## 練習題目
a - 請根據文檔掃描文章回答：
(i) 進行圖像矯正至少需要哪幾步？
(ii) 本文通過哪兩個案例展開？
(iii) 邊緣檢測採用了哪一種算子提取特徵？
b - 請從文檔掃描文章最後一行往下接續寫作。

## 展示文章
深入學習OpenCV文檔掃描及OCR識別（文檔掃描，圖像矯正，透視變換，OCR識別）

2020 年 11 月 11 日
筆記
NLP學習系列, 圖像處理

如果需要處理的原圖及代碼，請移步小編的GitHub地址

　　傳送門：請點擊我

　　如果點擊有誤：//github.com/LeBron-Jian/ComputerVisionPractice

　　下面準備學習如何對文檔掃描擺正及其OCR識別的案例，主要想法是對一張不規則的文檔進行矯正，然後通過tesseract進行OCR文字識別，最後返回結果。下面進入正文：

　　現代生活中，手機像素比較高，所以大家拍這些照片都很隨意，隨便拍，比如下面的照片，如發票，文本等等：

　　對於這些圖像矯正的問題，在圖像處理領域還真的很多，比如文本的矯正，車牌的矯正，身份證的矯正等等。這些都是因為拍攝者拍照隨意，這就要求我們通過後期的圖像處理技術將圖片還原好，才能進行下一步處理，比如數字分割，數字識別，字母識別，文字識別等等。

　　上面的問題，我們在日常生活中遇到的可不少，因為拍攝時拍的不好，導致拍出來的圖片歪歪扭扭的，很不自然，那麼我們如何將圖片矯正過來呢？

　　總的來說，要進行圖像矯正，至少需要以下幾步：

1，文檔的輪廓提取技術
2，原始與變換坐標的計算
3，通過透視變換獲取目標區域

　　本文通過兩個案例，一個是菜單矯正及OCR識別；另一個是答題卡矯正及OCR識別。

1，如何掃描菜單並獲取菜單內容

　　下面以菜單為例，慢慢剖析如何實現圖像矯正，並獲取菜單內容。

　　上面的斜着的菜單，如何掃描到如右圖所示的照片呢？其實步驟有以下幾步：

1，探測邊緣
2，提取菜單矩陣輪廓四點進行透視變換
3，應用一個透視的轉換去獲取一個文檔的自頂向下的正圖

　　知道步驟後，我們開始做吧！

1.1，文檔輪廓提取

　　我們拿到圖像之後，首先進行邊緣檢測，其中預處理包括對噪音進行高斯模糊，然後進行邊緣檢測（這裡採用了Canny算子提取特徵），下面我們可以看一下邊緣檢測的代碼與結果：

　　代碼：

def edge_detection(img_path):
    # 讀取輸入
    img = cv2.imread(img_path)
    # 坐標也會相同變換
    ratio = img.shape[0] / 500.0
    orig = img.copy()

## 所給資料
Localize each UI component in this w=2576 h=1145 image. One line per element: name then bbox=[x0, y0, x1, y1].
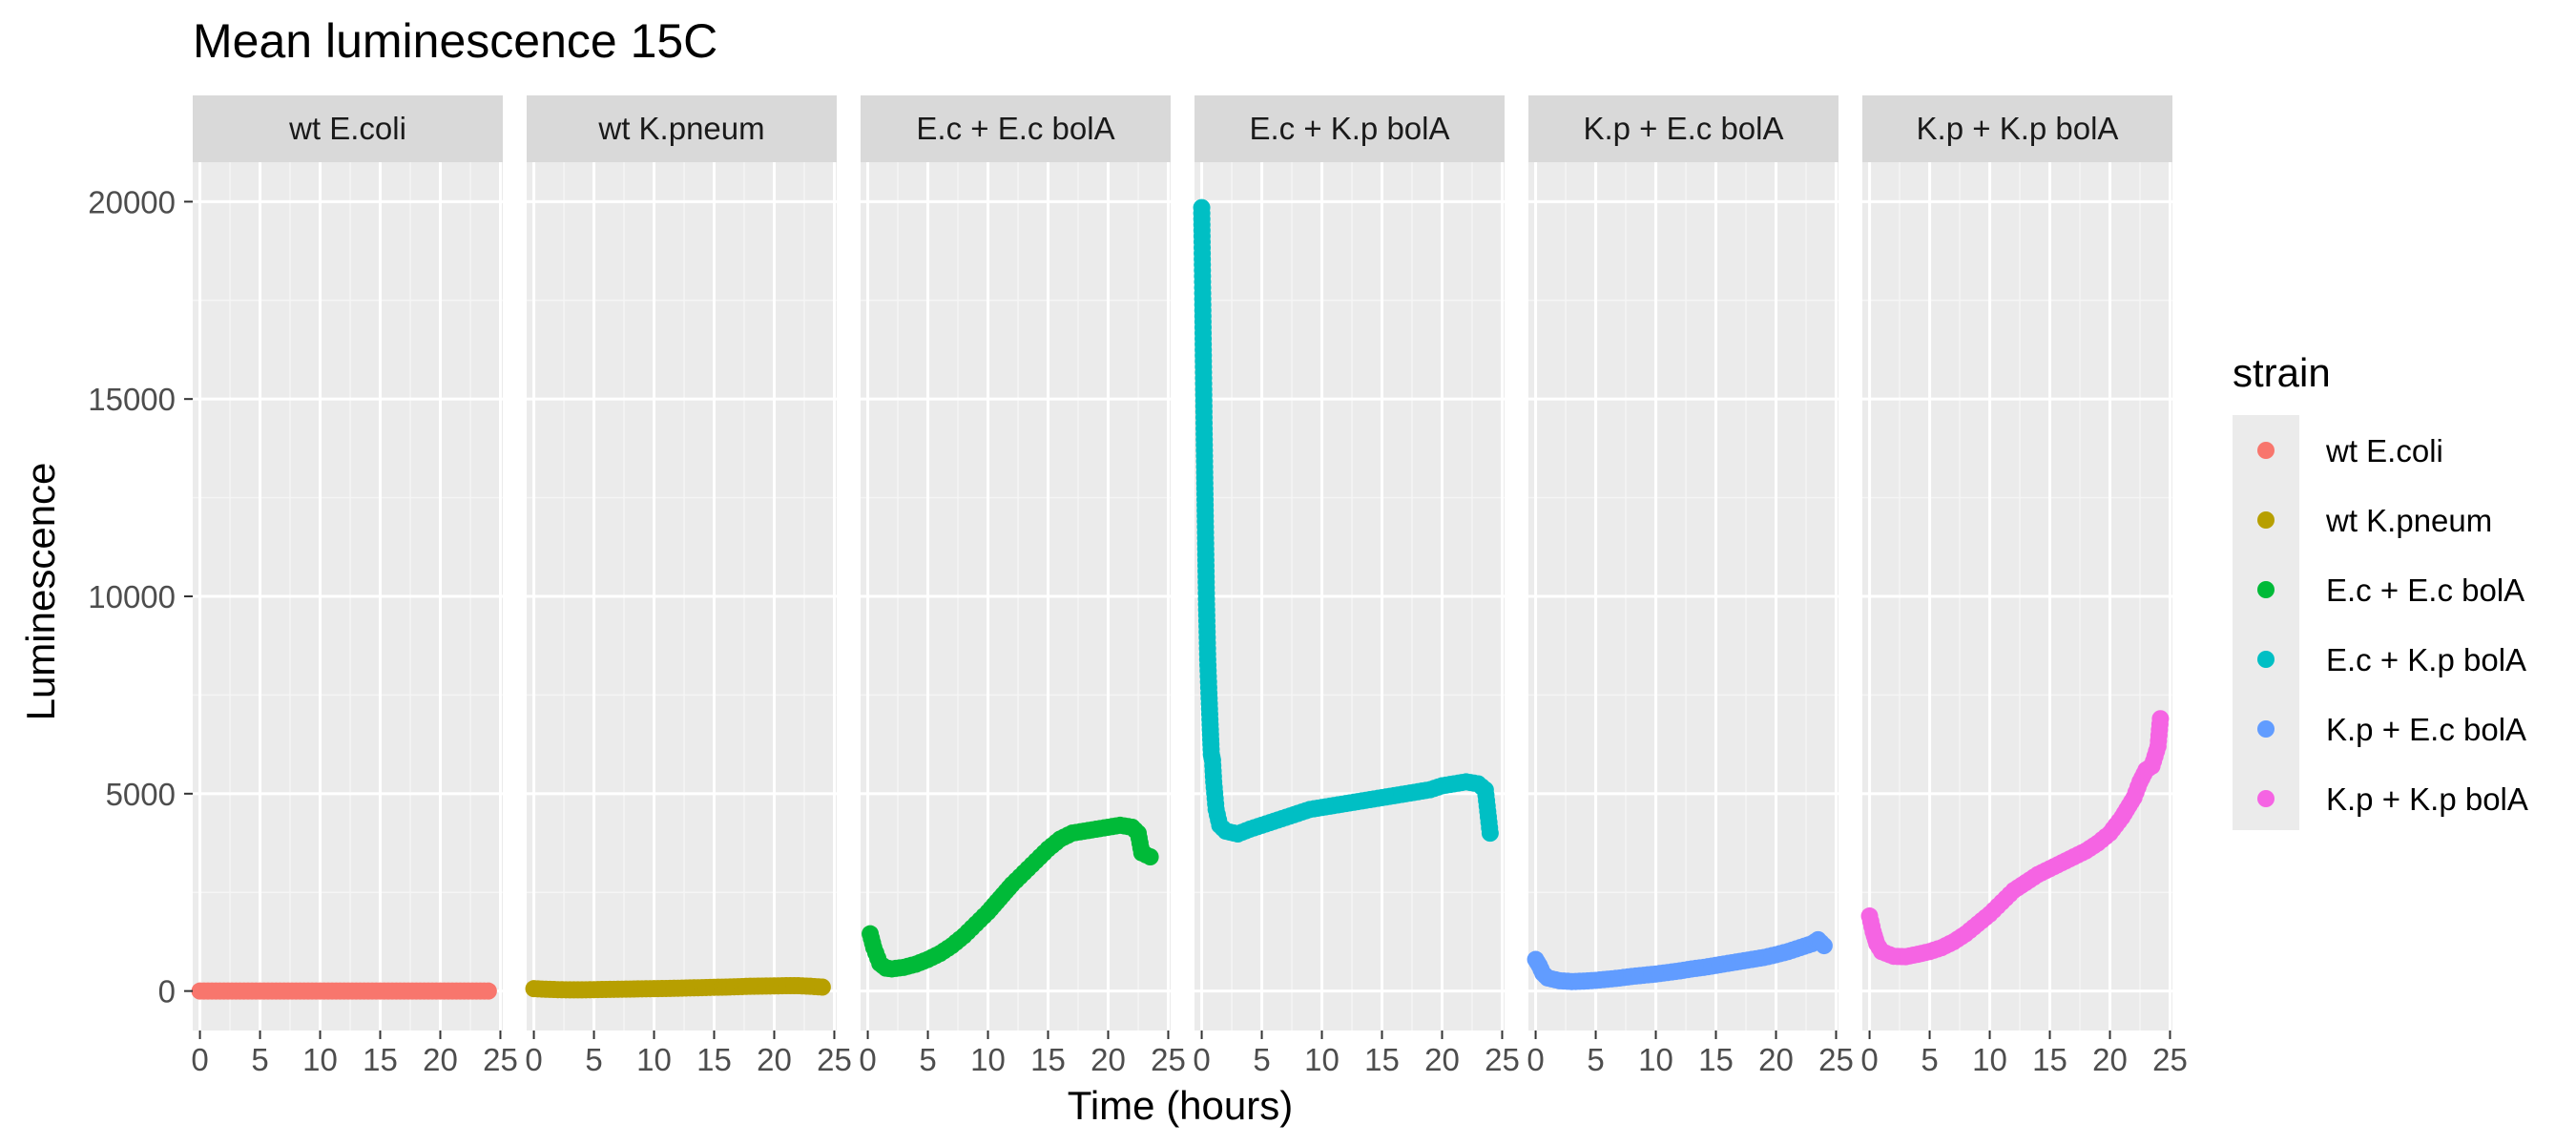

## 參考答案
a -
(i) 文檔的輪廓提取技術；原始與變換坐標的計算；通過透視變換獲取目標區域。
(ii) 一個是菜單矯正及OCR識別，另一個是答題卡矯正及OCR識別。
(iii) Canny算子。

b -
    image = resize(orig, height=500)
    # 預處理
    gray = cv2.cvtColor(image, cv2.COLOR_BGR2GRAY)
    blur = cv2.GaussianBlur(gray, (5, 5), 0)
    edged = cv2.Canny(blur, 75, 200)
    show(edged)

　　效果如下：

　　我們從上圖可以看到，已經將菜單的所有輪廓都檢測出來了，而我們其實只需要最外面的輪廓，下面我們通過過濾得到最邊緣的輪廓即可。

　　代碼如下：

def edge_detection(img_path):
    # *********  預處理 ****************
    # 讀取輸入
    img = cv2.imread(img_path)
    # 坐標也會相同變換
    ratio = img.shape[0] / 500.0
    orig = img.copy()

    image = resize(orig, height=500)
    # 預處理
    gray = cv2.cvtColor(image, cv2.COLOR_BGR2GRAY)
    blur = cv2.GaussianBlur(gray, (5, 5), 0)
    edged = cv2.Canny(blur, 75, 200)

    # *************  輪廓檢測 ****************
    # 輪廓檢測
    contours, hierarchy = cv2.findContours(edged.copy(), cv2.RETR_LIST, cv2.CHAIN_APPROX_SIMPLE)
    cnts = sorted(contours, key=cv2.contourArea, reverse=True)[:5]

    # 遍歷輪廓
    for c in cnts:
        # 計算輪廓近似
        peri = cv2.arcLength(c, True)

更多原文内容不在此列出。